• [Exercise]: List all lines of the data that include the string "тариф".

Entries from a dataset:
==================================================
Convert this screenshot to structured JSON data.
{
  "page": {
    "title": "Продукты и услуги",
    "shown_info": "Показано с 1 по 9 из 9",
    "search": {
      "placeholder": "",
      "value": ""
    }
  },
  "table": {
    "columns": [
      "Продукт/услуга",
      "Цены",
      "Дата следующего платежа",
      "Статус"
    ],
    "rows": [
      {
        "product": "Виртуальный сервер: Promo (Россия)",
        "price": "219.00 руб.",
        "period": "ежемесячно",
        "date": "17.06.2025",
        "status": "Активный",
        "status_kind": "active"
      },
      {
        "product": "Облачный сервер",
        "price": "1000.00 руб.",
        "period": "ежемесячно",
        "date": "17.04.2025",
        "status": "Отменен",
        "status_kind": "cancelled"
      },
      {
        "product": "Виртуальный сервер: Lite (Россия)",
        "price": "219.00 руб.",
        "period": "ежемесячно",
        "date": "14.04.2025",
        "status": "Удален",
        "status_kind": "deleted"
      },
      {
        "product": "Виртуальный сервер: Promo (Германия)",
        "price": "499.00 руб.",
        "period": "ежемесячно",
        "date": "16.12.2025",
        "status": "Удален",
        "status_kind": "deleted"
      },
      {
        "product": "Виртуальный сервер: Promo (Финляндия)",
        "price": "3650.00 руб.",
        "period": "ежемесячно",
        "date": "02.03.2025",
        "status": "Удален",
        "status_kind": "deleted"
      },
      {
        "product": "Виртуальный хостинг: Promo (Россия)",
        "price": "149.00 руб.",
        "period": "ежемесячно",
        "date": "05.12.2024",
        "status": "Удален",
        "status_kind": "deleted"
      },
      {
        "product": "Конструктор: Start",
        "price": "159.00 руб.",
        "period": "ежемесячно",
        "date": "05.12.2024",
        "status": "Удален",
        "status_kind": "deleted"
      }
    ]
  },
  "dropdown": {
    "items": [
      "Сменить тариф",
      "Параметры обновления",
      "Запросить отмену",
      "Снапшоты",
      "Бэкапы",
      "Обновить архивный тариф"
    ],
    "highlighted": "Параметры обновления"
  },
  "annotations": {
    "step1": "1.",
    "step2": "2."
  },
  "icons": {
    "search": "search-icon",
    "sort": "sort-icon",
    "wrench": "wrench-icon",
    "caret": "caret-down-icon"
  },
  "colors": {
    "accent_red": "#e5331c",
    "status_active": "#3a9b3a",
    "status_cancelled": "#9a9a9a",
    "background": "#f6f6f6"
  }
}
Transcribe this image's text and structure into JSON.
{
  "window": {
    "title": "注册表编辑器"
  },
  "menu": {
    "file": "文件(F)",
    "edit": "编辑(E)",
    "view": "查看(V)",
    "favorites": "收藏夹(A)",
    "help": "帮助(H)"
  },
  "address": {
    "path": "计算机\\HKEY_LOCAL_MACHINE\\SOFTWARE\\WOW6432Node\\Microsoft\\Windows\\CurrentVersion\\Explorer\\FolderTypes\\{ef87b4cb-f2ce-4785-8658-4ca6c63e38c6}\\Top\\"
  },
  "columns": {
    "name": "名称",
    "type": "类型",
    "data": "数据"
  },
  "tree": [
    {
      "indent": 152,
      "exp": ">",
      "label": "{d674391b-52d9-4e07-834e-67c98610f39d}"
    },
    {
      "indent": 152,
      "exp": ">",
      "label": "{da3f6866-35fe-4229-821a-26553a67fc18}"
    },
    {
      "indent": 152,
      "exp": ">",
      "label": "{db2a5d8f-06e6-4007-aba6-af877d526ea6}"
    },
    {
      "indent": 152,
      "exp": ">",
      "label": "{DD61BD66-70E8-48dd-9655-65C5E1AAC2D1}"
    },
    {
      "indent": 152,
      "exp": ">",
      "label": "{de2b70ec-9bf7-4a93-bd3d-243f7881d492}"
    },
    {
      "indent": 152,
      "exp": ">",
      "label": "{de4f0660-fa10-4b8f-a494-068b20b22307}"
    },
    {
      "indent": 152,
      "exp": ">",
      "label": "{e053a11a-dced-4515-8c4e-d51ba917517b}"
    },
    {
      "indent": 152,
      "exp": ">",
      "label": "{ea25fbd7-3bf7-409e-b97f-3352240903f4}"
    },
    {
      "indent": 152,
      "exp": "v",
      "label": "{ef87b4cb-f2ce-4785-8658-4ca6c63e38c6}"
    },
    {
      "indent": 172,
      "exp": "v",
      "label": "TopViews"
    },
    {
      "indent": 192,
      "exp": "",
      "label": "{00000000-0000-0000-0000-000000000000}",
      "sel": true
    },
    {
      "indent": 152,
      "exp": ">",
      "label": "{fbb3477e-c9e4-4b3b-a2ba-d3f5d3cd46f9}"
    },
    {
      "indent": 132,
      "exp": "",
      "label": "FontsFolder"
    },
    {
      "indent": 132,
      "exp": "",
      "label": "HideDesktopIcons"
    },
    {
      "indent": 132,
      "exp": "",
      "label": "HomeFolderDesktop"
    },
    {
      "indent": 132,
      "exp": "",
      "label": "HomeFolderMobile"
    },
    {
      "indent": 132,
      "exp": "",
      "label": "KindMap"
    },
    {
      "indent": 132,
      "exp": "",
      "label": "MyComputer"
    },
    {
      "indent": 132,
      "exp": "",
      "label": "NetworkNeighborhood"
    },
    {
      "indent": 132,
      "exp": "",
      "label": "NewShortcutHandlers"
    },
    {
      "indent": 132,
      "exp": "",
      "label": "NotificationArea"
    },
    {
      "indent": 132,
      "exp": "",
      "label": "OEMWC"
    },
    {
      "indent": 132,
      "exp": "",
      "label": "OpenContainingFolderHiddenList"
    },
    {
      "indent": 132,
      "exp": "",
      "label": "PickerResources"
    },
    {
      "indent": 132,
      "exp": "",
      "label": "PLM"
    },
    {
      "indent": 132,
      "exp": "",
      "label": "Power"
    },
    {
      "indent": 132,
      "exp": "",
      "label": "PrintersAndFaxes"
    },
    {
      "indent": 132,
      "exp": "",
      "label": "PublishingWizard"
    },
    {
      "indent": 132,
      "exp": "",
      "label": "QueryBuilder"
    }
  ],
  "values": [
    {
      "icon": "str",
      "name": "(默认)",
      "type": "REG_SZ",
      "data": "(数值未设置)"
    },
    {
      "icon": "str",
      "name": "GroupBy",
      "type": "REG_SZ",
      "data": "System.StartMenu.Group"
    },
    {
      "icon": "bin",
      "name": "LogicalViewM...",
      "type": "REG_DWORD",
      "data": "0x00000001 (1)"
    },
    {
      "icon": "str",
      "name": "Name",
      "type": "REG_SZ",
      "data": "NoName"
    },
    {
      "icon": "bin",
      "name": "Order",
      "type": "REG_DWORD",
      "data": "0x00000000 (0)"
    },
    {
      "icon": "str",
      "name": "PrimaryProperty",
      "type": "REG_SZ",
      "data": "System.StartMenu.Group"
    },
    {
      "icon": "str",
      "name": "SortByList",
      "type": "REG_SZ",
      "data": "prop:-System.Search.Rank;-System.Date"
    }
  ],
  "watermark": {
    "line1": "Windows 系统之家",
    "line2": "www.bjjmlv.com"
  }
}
==================================================
• [The reply]:
      "Сменить тариф",
      "Обновить архивный тариф"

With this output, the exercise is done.